[Stored records]
## start

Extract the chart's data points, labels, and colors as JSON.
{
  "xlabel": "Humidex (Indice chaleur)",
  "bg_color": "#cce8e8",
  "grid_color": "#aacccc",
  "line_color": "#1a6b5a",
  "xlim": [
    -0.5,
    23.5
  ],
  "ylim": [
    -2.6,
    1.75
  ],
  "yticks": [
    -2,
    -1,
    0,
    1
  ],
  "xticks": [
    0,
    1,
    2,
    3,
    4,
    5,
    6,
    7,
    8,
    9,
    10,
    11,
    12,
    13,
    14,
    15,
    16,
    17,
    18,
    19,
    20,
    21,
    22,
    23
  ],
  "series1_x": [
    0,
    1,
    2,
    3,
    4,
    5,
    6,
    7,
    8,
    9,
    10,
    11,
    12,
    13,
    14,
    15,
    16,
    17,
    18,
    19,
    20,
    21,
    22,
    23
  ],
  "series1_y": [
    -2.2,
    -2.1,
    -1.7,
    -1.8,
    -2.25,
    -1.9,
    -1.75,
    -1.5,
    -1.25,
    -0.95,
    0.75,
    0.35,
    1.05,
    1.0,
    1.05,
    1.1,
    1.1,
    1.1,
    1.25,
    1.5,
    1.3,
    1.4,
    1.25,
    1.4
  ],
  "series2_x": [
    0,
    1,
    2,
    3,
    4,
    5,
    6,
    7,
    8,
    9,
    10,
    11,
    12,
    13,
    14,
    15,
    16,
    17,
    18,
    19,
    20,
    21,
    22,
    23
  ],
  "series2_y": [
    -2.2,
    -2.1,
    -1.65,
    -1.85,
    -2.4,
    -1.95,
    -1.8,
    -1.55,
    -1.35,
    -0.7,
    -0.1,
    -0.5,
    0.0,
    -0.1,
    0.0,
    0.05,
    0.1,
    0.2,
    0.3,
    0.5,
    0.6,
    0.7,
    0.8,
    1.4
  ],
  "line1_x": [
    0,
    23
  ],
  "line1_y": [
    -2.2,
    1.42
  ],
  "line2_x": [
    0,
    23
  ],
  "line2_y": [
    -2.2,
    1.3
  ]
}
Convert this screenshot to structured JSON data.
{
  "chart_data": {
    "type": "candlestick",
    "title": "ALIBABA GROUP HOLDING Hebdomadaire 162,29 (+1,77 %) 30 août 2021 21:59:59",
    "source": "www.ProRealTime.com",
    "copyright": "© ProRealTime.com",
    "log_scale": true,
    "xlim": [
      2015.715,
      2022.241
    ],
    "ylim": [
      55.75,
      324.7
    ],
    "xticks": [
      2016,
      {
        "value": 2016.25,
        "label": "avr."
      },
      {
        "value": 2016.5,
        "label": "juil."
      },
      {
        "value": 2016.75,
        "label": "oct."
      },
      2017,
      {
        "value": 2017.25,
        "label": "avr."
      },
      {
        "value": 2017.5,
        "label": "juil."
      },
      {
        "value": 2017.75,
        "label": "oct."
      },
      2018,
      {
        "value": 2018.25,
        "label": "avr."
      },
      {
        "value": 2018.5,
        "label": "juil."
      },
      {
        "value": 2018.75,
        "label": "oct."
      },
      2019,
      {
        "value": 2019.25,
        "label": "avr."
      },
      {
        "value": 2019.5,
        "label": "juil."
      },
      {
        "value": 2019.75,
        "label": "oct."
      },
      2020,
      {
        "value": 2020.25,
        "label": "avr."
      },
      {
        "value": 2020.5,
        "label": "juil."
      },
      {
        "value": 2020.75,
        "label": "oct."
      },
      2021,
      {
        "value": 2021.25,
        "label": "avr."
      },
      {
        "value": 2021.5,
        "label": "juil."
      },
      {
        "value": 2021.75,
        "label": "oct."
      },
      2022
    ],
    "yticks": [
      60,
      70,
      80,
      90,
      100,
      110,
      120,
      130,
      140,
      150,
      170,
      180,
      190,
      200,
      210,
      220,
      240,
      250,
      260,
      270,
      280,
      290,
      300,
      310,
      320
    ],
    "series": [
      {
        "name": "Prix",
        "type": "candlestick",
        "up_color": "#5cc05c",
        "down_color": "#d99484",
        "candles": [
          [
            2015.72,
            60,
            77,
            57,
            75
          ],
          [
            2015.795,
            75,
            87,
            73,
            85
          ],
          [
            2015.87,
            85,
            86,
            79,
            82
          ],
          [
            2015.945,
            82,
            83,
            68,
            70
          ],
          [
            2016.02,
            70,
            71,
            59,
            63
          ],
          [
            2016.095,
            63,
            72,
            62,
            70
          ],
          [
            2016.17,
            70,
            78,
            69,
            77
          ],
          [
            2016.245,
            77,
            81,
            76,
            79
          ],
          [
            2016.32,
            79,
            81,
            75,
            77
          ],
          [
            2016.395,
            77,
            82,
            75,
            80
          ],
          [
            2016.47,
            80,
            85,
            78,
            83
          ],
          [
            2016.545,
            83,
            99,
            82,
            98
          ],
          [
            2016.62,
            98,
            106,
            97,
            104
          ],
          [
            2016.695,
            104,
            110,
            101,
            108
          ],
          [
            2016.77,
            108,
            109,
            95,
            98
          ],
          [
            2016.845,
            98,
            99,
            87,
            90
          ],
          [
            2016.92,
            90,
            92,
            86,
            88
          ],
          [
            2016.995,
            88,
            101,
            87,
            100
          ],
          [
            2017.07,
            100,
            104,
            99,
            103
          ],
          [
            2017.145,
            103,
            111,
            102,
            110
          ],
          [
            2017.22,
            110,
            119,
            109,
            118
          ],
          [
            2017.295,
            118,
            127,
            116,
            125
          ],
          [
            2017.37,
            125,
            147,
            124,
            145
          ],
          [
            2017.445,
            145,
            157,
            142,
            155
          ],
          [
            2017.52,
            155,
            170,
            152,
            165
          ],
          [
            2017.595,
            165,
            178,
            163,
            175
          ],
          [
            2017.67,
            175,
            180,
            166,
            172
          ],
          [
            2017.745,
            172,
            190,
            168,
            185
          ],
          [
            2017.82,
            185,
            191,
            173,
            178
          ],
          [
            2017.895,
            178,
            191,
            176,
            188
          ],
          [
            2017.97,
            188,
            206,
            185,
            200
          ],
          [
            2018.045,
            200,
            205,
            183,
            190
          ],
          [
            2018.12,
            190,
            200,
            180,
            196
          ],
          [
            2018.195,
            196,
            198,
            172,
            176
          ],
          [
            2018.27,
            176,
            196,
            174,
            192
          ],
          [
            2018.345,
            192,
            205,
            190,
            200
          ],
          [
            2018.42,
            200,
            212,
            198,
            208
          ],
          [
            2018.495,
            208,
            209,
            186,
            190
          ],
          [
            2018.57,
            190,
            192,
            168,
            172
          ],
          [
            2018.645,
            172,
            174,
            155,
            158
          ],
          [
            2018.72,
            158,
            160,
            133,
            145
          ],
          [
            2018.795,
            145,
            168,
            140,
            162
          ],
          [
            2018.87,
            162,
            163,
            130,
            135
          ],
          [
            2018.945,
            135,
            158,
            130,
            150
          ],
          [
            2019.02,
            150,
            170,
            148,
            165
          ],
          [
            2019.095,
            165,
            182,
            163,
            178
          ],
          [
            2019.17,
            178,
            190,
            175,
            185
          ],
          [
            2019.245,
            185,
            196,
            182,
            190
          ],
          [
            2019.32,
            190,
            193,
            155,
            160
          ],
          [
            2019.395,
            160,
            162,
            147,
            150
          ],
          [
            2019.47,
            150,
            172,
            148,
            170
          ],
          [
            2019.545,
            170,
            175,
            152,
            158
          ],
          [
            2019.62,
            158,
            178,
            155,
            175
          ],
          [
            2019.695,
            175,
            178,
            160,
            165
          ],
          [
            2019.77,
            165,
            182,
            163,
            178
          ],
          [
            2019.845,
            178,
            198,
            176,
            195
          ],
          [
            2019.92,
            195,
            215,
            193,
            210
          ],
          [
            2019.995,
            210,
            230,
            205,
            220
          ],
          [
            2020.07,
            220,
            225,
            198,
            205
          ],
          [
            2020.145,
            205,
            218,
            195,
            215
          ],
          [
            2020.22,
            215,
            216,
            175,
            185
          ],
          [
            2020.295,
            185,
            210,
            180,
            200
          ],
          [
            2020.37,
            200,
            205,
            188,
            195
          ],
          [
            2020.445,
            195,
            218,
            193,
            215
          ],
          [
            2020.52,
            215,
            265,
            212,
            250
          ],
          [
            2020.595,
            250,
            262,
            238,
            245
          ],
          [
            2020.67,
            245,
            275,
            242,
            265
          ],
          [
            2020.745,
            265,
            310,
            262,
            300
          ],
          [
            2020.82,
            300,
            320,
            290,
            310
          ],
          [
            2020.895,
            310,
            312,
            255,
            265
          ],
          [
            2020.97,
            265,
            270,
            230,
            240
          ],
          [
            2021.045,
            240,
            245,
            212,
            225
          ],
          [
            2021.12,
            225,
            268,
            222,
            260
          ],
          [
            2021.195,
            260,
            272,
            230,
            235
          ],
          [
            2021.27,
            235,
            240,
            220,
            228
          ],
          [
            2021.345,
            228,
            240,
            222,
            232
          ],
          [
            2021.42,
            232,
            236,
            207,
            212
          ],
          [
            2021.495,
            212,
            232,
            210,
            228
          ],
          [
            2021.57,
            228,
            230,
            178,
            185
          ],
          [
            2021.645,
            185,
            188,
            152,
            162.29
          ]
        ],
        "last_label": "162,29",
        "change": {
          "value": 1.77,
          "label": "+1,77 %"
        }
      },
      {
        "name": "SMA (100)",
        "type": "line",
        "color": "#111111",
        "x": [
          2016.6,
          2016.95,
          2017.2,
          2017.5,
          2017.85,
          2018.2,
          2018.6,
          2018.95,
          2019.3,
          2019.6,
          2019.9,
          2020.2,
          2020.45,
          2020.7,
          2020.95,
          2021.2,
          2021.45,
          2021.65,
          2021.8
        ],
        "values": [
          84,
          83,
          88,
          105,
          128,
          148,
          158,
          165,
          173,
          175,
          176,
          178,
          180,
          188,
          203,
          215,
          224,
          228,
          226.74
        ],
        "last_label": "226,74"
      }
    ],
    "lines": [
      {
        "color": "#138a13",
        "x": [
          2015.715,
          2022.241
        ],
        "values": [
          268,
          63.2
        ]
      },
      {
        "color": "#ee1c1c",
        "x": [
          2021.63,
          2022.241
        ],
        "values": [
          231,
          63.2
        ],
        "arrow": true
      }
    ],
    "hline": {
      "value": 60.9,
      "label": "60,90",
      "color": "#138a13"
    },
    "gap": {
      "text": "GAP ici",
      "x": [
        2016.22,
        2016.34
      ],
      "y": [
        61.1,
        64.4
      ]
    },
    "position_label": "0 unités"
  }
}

## end

**Work to do**
Select every line in the material above where the string "ProRealTime" occurs, and copy it.

**Correct answer**
    "source": "www.ProRealTime.com",
    "copyright": "© ProRealTime.com",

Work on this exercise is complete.